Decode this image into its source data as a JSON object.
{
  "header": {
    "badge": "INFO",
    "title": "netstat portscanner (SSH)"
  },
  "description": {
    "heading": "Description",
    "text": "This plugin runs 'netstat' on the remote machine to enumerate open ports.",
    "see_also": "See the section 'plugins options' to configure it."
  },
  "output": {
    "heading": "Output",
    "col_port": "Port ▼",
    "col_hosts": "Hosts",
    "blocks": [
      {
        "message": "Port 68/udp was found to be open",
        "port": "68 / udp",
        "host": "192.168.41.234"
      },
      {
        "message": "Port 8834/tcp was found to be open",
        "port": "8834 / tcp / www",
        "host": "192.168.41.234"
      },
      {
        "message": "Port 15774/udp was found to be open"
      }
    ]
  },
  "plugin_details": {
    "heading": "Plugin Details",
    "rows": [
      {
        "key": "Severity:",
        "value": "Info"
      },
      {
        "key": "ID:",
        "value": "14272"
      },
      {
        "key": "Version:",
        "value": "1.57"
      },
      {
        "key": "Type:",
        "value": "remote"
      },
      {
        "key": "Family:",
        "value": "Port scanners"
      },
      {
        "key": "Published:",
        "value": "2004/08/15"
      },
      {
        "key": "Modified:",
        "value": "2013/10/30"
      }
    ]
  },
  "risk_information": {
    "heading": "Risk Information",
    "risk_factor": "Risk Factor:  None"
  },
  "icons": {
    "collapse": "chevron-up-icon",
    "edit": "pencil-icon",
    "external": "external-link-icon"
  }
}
|---|
> _TASK GOAL_
Among the records above, find each line holding the string "open" and pull it out.

> _ANSWER TO THIS TASK_
    "text": "This plugin runs 'netstat' on the remote machine to enumerate open ports.",
        "message": "Port 68/udp was found to be open",
        "message": "Port 8834/tcp was found to be open",
        "message": "Port 15774/udp was found to be open"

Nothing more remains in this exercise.